### Required work
All lines from the one with "Convert this chart" through the one with "Decode this image", and only those, are to be reproduced exactly, both ends included.

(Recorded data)
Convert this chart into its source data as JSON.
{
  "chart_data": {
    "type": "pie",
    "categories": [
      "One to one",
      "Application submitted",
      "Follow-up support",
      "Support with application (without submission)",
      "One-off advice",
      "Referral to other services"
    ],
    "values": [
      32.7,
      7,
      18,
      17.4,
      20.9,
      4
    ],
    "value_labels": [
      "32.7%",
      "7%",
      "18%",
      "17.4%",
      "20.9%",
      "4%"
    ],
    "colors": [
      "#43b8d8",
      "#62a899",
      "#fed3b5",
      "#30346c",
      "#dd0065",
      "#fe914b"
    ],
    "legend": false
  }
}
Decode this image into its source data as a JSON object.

* * *

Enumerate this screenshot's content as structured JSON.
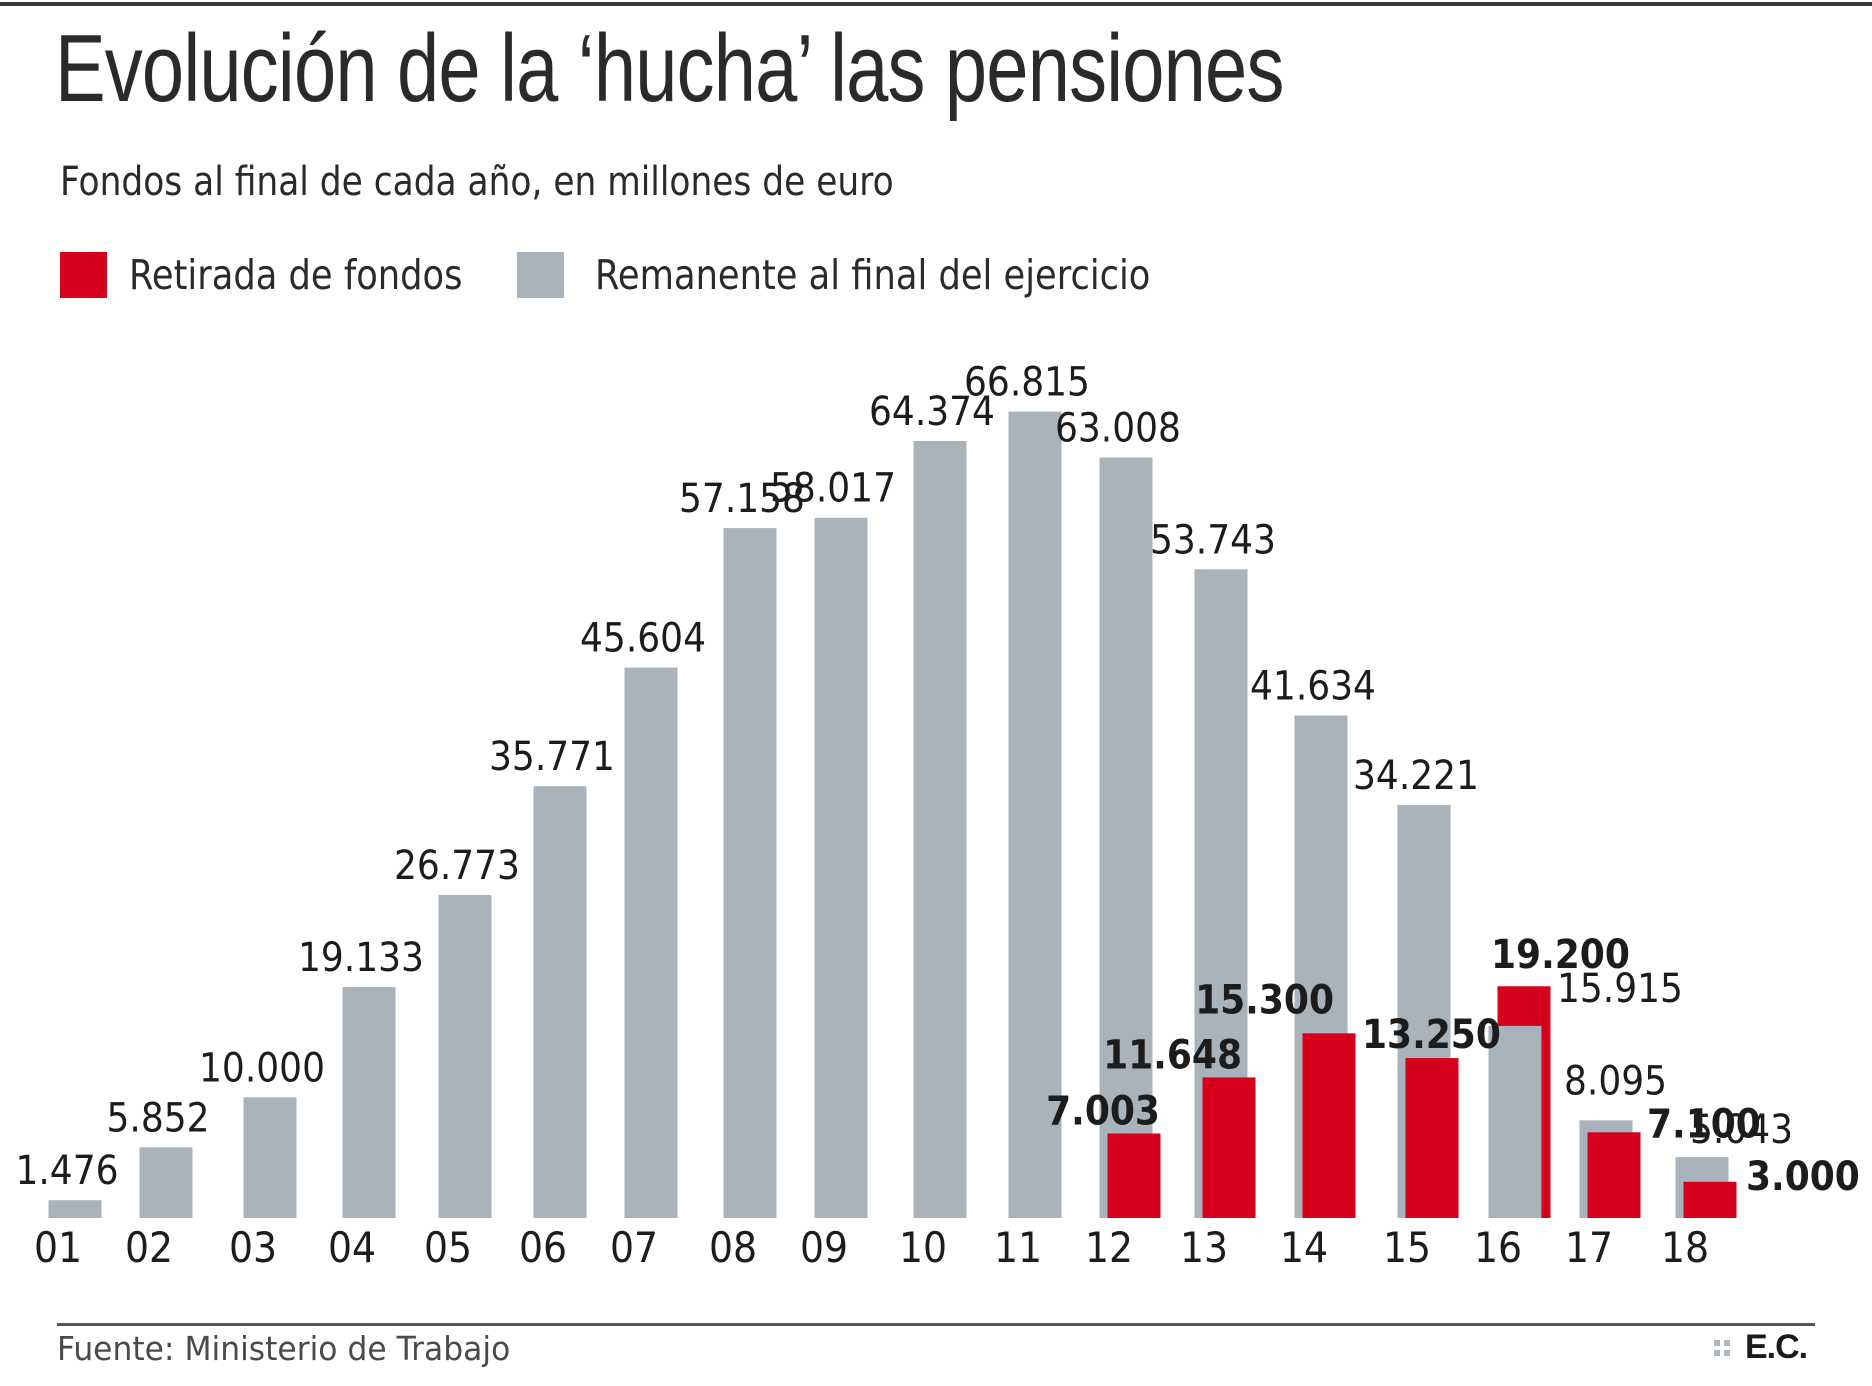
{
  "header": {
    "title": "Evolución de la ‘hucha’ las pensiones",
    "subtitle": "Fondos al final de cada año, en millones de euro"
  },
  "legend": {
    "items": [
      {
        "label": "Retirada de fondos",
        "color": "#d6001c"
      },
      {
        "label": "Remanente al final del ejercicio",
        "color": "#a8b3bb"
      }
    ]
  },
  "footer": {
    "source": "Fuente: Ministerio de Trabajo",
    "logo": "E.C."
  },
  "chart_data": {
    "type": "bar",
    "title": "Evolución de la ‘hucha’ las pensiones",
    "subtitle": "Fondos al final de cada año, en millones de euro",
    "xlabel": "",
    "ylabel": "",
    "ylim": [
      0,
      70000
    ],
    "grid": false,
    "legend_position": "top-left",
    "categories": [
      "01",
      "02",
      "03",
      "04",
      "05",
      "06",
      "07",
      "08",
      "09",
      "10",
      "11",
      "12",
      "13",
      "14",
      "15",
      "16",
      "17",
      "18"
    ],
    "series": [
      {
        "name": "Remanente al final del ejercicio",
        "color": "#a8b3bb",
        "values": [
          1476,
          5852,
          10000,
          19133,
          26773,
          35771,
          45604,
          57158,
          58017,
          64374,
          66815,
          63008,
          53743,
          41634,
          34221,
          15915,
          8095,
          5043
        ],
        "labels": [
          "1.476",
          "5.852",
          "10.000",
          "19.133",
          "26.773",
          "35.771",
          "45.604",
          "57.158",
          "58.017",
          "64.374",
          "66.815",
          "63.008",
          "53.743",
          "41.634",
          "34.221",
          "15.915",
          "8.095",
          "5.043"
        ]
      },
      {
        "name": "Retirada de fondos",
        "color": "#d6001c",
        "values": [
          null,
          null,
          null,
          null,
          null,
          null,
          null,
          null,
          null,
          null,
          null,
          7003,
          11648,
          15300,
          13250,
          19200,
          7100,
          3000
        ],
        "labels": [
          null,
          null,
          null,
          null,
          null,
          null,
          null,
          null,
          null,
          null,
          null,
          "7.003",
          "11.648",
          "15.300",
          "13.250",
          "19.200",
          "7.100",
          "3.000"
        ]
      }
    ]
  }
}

...

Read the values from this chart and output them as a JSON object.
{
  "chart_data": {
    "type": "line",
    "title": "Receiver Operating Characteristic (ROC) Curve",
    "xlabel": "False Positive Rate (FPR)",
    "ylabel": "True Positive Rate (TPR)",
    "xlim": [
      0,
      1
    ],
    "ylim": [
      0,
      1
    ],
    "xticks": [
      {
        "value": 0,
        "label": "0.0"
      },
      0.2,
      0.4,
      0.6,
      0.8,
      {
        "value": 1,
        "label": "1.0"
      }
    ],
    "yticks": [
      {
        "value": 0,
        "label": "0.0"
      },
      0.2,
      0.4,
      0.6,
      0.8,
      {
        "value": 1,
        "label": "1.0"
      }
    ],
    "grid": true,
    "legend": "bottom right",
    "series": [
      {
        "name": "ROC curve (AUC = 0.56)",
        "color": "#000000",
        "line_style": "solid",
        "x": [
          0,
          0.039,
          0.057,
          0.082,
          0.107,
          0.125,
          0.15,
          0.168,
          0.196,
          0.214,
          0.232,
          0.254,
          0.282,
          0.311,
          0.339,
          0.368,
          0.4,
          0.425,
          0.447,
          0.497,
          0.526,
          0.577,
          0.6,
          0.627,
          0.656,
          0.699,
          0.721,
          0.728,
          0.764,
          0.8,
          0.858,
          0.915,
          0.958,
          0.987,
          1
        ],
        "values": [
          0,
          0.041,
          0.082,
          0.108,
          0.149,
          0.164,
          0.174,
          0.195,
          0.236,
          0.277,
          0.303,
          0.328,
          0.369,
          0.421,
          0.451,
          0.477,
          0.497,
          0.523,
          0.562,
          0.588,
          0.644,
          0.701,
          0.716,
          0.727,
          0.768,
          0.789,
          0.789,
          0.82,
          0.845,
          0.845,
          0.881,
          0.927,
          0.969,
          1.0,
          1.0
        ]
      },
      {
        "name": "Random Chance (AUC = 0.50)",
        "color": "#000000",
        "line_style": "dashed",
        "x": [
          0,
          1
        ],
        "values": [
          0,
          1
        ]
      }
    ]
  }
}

### Answer to this problem
Convert this chart into its source data as JSON.
{
  "chart_data": {
    "type": "pie",
    "categories": [
      "One to one",
      "Application submitted",
      "Follow-up support",
      "Support with application (without submission)",
      "One-off advice",
      "Referral to other services"
    ],
    "values": [
      32.7,
      7,
      18,
      17.4,
      20.9,
      4
    ],
    "value_labels": [
      "32.7%",
      "7%",
      "18%",
      "17.4%",
      "20.9%",
      "4%"
    ],
    "colors": [
      "#43b8d8",
      "#62a899",
      "#fed3b5",
      "#30346c",
      "#dd0065",
      "#fe914b"
    ],
    "legend": false
  }
}
Decode this image into its source data as a JSON object.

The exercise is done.